**Material**.
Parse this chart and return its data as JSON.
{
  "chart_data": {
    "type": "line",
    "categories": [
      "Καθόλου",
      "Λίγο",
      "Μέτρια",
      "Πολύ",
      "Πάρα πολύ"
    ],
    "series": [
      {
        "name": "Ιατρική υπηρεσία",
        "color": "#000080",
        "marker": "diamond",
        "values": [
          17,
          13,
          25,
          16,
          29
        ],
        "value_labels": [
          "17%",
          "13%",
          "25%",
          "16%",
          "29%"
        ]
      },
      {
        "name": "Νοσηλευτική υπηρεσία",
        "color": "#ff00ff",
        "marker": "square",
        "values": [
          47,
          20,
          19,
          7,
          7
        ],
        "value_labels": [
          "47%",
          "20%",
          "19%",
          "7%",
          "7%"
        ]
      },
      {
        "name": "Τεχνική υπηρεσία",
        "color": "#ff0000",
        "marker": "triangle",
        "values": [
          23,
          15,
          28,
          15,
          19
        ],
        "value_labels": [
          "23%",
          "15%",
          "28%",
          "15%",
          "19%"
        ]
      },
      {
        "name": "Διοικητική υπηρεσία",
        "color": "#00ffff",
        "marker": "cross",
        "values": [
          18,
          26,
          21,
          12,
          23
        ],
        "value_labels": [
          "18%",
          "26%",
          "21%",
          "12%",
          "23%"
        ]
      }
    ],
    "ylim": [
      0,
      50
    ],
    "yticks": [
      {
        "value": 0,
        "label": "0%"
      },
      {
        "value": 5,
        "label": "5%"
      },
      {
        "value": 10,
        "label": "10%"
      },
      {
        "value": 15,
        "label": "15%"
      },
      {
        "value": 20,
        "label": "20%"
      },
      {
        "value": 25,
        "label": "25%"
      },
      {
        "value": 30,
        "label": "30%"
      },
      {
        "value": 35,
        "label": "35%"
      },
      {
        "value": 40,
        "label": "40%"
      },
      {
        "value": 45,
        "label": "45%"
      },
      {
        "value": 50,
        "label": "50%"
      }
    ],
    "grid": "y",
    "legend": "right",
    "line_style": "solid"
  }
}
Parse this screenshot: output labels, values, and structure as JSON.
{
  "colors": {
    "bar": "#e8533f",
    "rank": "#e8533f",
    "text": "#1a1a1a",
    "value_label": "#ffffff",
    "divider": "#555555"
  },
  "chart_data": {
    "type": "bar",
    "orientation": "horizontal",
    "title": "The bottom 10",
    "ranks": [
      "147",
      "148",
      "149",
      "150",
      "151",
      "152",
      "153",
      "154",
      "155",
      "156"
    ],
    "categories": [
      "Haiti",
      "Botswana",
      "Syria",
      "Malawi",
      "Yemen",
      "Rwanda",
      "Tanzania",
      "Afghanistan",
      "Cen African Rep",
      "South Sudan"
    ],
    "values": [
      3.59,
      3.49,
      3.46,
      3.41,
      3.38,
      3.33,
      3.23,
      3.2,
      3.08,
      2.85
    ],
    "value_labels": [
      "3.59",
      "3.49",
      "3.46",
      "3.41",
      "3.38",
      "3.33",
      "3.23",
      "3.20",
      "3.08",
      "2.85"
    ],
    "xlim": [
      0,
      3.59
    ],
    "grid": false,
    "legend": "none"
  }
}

**Set problem**. Print exactly the lines from the one with "Parse this screenshot: output" through the end of the data, inclusive.

**Response to this task**.
Parse this screenshot: output labels, values, and structure as JSON.
{
  "colors": {
    "bar": "#e8533f",
    "rank": "#e8533f",
    "text": "#1a1a1a",
    "value_label": "#ffffff",
    "divider": "#555555"
  },
  "chart_data": {
    "type": "bar",
    "orientation": "horizontal",
    "title": "The bottom 10",
    "ranks": [
      "147",
      "148",
      "149",
      "150",
      "151",
      "152",
      "153",
      "154",
      "155",
      "156"
    ],
    "categories": [
      "Haiti",
      "Botswana",
      "Syria",
      "Malawi",
      "Yemen",
      "Rwanda",
      "Tanzania",
      "Afghanistan",
      "Cen African Rep",
      "South Sudan"
    ],
    "values": [
      3.59,
      3.49,
      3.46,
      3.41,
      3.38,
      3.33,
      3.23,
      3.2,
      3.08,
      2.85
    ],
    "value_labels": [
      "3.59",
      "3.49",
      "3.46",
      "3.41",
      "3.38",
      "3.33",
      "3.23",
      "3.20",
      "3.08",
      "2.85"
    ],
    "xlim": [
      0,
      3.59
    ],
    "grid": false,
    "legend": "none"
  }
}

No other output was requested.